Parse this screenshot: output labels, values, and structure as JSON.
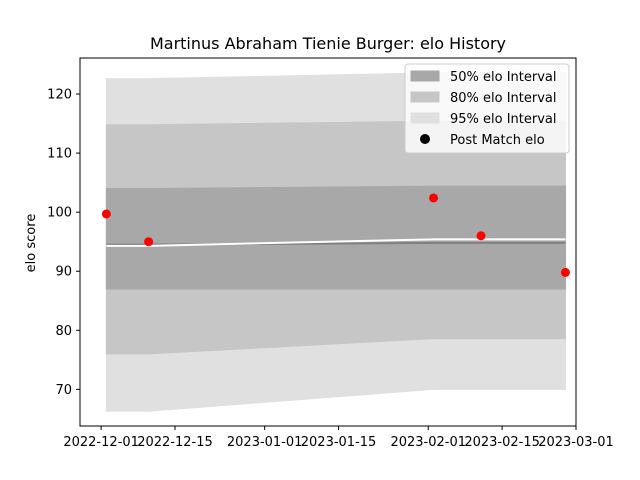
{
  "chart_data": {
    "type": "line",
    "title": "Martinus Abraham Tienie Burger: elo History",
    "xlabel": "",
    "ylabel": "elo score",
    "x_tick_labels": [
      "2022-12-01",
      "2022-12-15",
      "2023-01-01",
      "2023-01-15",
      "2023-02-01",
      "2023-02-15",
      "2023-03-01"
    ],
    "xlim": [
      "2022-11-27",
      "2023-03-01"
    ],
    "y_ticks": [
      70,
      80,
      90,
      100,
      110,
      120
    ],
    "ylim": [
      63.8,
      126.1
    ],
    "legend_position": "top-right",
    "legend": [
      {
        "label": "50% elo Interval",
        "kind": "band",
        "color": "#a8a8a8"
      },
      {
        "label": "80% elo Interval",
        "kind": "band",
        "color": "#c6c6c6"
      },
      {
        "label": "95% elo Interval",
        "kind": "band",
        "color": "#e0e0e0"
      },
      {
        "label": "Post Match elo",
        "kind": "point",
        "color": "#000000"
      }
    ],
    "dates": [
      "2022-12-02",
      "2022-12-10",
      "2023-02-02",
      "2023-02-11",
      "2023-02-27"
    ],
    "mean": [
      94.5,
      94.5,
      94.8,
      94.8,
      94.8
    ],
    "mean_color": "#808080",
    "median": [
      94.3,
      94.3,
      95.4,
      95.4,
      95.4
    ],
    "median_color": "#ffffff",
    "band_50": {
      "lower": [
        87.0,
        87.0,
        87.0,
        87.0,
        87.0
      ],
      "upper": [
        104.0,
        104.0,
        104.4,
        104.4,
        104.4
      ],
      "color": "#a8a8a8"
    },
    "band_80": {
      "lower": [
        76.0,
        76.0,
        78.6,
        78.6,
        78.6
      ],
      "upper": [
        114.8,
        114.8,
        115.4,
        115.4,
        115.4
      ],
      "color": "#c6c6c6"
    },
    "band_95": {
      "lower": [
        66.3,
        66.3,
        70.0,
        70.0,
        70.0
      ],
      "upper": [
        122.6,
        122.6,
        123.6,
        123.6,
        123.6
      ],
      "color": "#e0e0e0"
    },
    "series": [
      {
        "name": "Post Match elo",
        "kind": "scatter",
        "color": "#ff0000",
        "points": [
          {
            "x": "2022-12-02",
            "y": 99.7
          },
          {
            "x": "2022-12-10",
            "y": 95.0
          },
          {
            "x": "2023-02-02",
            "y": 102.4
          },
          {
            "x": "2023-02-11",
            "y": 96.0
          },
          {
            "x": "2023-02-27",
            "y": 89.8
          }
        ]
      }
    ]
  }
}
——————————
**Exercise brief**
Except for the pictures, print the data above exactly.

**Solution to the exercise**
Parse this screenshot: output labels, values, and structure as JSON.
{
  "chart_data": {
    "type": "line",
    "title": "Martinus Abraham Tienie Burger: elo History",
    "xlabel": "",
    "ylabel": "elo score",
    "x_tick_labels": [
      "2022-12-01",
      "2022-12-15",
      "2023-01-01",
      "2023-01-15",
      "2023-02-01",
      "2023-02-15",
      "2023-03-01"
    ],
    "xlim": [
      "2022-11-27",
      "2023-03-01"
    ],
    "y_ticks": [
      70,
      80,
      90,
      100,
      110,
      120
    ],
    "ylim": [
      63.8,
      126.1
    ],
    "legend_position": "top-right",
    "legend": [
      {
        "label": "50% elo Interval",
        "kind": "band",
        "color": "#a8a8a8"
      },
      {
        "label": "80% elo Interval",
        "kind": "band",
        "color": "#c6c6c6"
      },
      {
        "label": "95% elo Interval",
        "kind": "band",
        "color": "#e0e0e0"
      },
      {
        "label": "Post Match elo",
        "kind": "point",
        "color": "#000000"
      }
    ],
    "dates": [
      "2022-12-02",
      "2022-12-10",
      "2023-02-02",
      "2023-02-11",
      "2023-02-27"
    ],
    "mean": [
      94.5,
      94.5,
      94.8,
      94.8,
      94.8
    ],
    "mean_color": "#808080",
    "median": [
      94.3,
      94.3,
      95.4,
      95.4,
      95.4
    ],
    "median_color": "#ffffff",
    "band_50": {
      "lower": [
        87.0,
        87.0,
        87.0,
        87.0,
        87.0
      ],
      "upper": [
        104.0,
        104.0,
        104.4,
        104.4,
        104.4
      ],
      "color": "#a8a8a8"
    },
    "band_80": {
      "lower": [
        76.0,
        76.0,
        78.6,
        78.6,
        78.6
      ],
      "upper": [
        114.8,
        114.8,
        115.4,
        115.4,
        115.4
      ],
      "color": "#c6c6c6"
    },
    "band_95": {
      "lower": [
        66.3,
        66.3,
        70.0,
        70.0,
        70.0
      ],
      "upper": [
        122.6,
        122.6,
        123.6,
        123.6,
        123.6
      ],
      "color": "#e0e0e0"
    },
    "series": [
      {
        "name": "Post Match elo",
        "kind": "scatter",
        "color": "#ff0000",
        "points": [
          {
            "x": "2022-12-02",
            "y": 99.7
          },
          {
            "x": "2022-12-10",
            "y": 95.0
          },
          {
            "x": "2023-02-02",
            "y": 102.4
          },
          {
            "x": "2023-02-11",
            "y": 96.0
          },
          {
            "x": "2023-02-27",
            "y": 89.8
          }
        ]
      }
    ]
  }
}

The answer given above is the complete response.